### Task input:
_ _ _ _

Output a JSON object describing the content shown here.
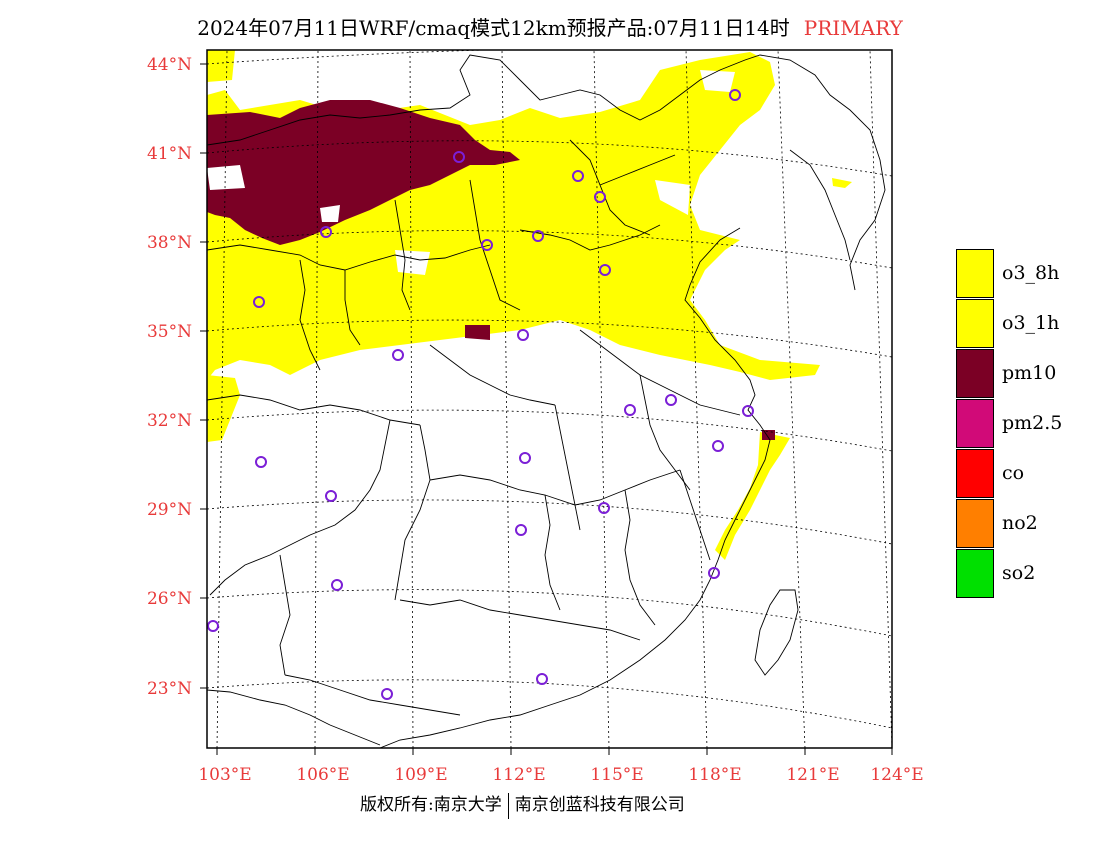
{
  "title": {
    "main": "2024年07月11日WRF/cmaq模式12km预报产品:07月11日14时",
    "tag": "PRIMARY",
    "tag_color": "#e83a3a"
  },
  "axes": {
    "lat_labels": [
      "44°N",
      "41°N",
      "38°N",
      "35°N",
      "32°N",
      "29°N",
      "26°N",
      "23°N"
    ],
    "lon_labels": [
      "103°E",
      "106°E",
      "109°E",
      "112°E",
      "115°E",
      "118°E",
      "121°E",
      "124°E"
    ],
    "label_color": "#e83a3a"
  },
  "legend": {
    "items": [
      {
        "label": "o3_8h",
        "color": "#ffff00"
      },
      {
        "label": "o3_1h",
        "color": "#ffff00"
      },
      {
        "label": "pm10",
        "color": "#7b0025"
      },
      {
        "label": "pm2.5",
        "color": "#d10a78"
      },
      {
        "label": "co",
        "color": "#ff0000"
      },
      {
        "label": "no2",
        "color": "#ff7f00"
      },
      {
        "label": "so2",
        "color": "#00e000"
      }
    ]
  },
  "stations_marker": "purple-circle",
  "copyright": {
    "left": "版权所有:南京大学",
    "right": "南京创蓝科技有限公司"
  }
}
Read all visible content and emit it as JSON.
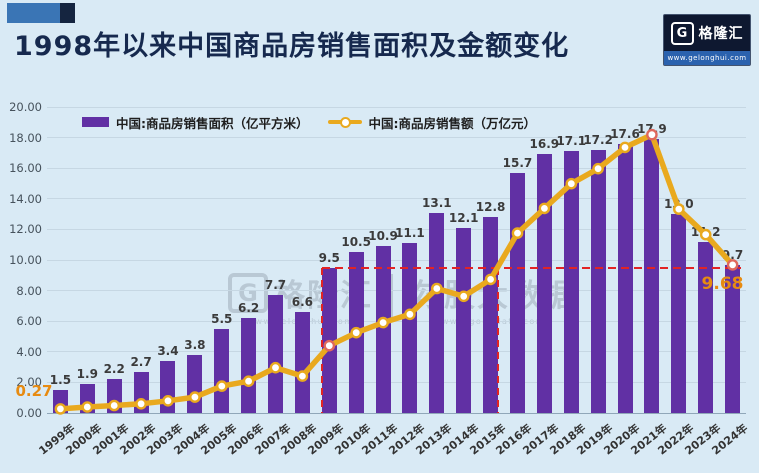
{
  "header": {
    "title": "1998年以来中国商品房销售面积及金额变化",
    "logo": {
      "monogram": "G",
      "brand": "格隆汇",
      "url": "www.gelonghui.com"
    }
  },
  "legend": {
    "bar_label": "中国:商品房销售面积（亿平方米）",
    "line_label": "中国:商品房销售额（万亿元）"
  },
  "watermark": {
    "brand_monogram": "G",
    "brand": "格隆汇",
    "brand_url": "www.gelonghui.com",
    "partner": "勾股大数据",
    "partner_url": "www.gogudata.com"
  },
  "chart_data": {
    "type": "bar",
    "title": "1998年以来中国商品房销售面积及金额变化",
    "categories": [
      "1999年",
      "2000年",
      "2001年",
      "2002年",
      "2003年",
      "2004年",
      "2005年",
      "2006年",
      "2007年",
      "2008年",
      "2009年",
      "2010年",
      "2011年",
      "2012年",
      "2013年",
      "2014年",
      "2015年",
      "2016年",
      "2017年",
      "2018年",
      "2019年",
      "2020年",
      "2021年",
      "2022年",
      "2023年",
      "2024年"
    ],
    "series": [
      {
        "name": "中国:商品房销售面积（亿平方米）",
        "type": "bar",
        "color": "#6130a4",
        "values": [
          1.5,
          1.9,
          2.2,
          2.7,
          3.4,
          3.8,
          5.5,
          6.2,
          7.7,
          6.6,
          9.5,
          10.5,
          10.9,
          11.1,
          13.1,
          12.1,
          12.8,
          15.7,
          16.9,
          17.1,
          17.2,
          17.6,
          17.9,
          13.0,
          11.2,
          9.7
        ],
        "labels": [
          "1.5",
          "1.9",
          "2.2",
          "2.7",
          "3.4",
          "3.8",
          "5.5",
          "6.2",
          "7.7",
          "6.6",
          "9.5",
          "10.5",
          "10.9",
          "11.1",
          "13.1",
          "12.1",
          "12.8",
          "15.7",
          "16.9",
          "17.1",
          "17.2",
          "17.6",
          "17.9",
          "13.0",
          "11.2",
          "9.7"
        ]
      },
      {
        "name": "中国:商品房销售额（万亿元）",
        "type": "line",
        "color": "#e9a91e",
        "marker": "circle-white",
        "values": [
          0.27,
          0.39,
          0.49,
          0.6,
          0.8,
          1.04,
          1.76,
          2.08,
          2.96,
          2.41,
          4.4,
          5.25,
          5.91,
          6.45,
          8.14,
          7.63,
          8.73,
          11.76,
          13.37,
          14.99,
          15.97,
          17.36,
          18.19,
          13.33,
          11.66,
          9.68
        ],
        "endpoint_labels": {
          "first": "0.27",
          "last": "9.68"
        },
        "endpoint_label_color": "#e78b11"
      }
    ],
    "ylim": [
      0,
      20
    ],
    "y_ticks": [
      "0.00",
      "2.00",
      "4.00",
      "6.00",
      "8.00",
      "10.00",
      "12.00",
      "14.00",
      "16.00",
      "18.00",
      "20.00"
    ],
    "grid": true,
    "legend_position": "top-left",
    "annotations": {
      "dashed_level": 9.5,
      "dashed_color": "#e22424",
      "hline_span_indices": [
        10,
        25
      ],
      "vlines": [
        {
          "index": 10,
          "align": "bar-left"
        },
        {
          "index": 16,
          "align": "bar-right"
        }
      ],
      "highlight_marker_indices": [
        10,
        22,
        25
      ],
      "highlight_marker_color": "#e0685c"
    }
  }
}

_ _ _ _

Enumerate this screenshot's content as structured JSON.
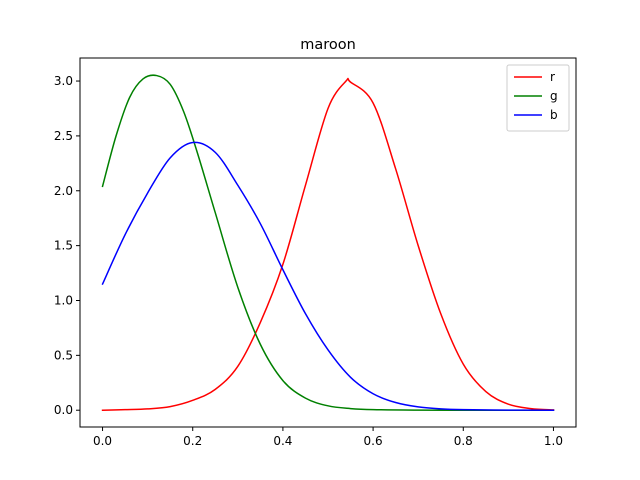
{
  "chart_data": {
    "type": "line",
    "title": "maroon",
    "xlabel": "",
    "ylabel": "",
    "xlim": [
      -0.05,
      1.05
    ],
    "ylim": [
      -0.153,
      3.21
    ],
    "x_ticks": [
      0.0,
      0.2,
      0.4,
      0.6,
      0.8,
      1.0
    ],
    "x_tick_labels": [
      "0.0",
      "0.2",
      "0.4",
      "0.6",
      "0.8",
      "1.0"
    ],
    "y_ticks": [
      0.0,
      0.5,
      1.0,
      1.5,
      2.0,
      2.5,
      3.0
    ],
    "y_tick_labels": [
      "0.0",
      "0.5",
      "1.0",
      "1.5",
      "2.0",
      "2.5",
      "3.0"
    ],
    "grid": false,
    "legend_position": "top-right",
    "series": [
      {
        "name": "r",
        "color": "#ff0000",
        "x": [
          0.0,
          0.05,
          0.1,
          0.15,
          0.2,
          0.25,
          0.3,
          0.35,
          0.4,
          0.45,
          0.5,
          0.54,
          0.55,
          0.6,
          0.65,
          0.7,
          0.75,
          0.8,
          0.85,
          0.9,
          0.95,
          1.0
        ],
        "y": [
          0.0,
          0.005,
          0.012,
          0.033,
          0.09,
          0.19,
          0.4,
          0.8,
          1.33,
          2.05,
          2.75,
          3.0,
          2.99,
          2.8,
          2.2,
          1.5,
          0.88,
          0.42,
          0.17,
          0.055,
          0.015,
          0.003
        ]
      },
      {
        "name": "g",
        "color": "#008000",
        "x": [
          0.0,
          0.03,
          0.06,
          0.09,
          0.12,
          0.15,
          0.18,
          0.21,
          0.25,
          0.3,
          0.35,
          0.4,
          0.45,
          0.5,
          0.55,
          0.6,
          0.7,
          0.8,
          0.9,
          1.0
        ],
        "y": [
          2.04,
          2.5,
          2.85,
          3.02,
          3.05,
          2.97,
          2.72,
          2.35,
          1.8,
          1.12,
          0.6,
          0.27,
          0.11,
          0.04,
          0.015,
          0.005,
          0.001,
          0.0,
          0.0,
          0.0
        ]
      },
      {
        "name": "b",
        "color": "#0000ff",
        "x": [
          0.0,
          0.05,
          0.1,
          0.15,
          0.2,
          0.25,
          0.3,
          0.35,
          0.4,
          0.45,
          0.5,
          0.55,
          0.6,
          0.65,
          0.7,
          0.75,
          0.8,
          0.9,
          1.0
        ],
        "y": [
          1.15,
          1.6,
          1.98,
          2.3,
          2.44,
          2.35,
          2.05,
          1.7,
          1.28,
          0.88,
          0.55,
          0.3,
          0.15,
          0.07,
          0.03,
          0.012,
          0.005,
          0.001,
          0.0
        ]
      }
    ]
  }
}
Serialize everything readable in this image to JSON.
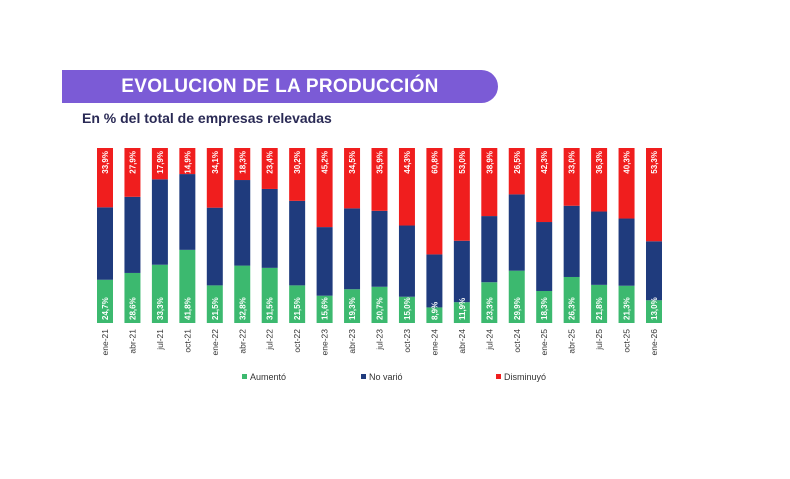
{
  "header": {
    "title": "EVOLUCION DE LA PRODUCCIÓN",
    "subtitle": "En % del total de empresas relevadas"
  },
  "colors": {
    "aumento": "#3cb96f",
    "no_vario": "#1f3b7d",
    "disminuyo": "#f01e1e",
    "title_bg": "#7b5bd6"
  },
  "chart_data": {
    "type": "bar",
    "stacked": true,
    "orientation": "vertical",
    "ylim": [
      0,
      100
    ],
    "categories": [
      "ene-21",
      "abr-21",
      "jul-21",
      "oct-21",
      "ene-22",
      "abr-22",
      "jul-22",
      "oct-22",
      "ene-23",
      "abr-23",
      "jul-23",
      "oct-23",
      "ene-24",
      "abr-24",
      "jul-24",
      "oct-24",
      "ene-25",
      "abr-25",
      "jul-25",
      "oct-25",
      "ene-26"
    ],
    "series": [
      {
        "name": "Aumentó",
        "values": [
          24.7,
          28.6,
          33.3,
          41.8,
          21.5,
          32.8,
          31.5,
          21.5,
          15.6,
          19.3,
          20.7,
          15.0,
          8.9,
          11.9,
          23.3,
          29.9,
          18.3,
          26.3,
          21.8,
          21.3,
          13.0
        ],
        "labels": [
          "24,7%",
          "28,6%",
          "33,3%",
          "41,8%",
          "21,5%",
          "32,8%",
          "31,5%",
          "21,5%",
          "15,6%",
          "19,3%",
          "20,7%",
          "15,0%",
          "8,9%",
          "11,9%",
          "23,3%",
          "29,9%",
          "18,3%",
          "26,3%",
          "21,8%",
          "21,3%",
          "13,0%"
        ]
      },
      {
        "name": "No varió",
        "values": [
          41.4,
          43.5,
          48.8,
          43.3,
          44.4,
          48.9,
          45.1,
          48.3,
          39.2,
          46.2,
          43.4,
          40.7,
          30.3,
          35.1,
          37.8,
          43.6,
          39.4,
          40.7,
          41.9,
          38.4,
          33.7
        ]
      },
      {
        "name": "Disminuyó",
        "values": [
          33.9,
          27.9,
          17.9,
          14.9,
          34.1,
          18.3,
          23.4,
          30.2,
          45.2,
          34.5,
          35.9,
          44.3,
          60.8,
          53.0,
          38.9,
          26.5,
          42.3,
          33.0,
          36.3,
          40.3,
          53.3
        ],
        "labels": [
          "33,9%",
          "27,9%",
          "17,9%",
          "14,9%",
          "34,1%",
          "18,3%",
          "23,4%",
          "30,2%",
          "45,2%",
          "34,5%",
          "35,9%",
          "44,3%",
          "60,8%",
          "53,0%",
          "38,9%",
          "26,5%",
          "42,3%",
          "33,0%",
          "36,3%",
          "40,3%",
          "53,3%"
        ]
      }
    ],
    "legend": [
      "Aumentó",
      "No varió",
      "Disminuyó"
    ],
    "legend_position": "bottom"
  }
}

_ _ _ _

### The request:
Single out each line of the records above with the string "circle" in it, and copy it.

### Exercise answer:
  "stations_marker": "purple-circle",
        "marker": "circle-white",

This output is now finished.